═════ INPUT MATERIAL

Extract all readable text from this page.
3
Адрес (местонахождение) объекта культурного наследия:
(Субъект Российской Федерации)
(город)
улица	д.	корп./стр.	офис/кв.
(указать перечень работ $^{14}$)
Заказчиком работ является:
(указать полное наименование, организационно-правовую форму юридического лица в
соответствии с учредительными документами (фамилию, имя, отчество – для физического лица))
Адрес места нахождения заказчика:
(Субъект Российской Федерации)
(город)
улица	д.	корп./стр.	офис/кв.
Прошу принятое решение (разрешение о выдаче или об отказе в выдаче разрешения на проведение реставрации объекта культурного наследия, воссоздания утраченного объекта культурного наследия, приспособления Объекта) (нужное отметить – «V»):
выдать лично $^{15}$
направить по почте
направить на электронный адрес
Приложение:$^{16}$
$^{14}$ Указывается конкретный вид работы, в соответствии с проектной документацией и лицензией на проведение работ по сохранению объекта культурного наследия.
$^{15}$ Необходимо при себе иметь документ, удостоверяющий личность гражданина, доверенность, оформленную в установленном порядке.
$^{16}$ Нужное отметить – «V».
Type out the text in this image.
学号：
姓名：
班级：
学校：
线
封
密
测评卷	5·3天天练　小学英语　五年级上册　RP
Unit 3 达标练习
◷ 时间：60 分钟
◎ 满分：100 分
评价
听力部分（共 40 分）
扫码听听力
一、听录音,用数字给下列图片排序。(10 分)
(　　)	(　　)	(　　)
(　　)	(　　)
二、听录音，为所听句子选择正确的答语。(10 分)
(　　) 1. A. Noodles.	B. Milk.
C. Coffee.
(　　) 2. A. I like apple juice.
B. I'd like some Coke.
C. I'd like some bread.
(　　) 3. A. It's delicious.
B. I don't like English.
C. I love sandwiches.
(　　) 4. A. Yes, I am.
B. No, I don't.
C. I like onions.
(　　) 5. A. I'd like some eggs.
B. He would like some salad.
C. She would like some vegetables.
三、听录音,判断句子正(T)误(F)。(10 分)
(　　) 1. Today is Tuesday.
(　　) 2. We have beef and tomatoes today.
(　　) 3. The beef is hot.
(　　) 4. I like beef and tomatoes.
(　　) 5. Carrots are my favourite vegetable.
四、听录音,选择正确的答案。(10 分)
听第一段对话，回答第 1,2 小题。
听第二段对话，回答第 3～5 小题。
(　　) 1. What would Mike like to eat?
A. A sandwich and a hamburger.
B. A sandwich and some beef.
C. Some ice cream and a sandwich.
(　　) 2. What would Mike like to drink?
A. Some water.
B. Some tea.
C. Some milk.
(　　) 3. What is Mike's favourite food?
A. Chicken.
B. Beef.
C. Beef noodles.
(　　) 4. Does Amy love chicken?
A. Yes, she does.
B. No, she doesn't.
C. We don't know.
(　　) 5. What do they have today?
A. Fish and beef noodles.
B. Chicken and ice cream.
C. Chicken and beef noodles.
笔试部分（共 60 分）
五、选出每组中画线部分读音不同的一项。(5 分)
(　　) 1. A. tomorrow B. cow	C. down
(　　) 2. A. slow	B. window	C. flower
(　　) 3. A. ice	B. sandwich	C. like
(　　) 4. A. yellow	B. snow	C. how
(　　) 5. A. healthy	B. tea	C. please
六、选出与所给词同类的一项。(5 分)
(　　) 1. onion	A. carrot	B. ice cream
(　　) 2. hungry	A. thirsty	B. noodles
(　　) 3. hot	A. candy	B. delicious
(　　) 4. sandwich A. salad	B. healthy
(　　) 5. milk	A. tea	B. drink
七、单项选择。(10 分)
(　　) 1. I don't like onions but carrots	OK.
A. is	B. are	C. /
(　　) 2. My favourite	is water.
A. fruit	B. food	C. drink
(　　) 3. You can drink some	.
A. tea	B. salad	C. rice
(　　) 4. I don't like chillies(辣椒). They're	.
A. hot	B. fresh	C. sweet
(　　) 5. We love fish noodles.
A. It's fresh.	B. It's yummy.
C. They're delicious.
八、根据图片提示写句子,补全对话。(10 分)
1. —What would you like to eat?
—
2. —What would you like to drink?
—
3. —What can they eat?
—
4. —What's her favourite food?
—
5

══════════

> **PROBLEM DETAILS**: Pull out each line of the records holding the string "cream".

> **ANSWER TO THIS TASK**:
C. Some ice cream and a sandwich.
B. Chicken and ice cream.
(　　) 1. onion	A. carrot	B. ice cream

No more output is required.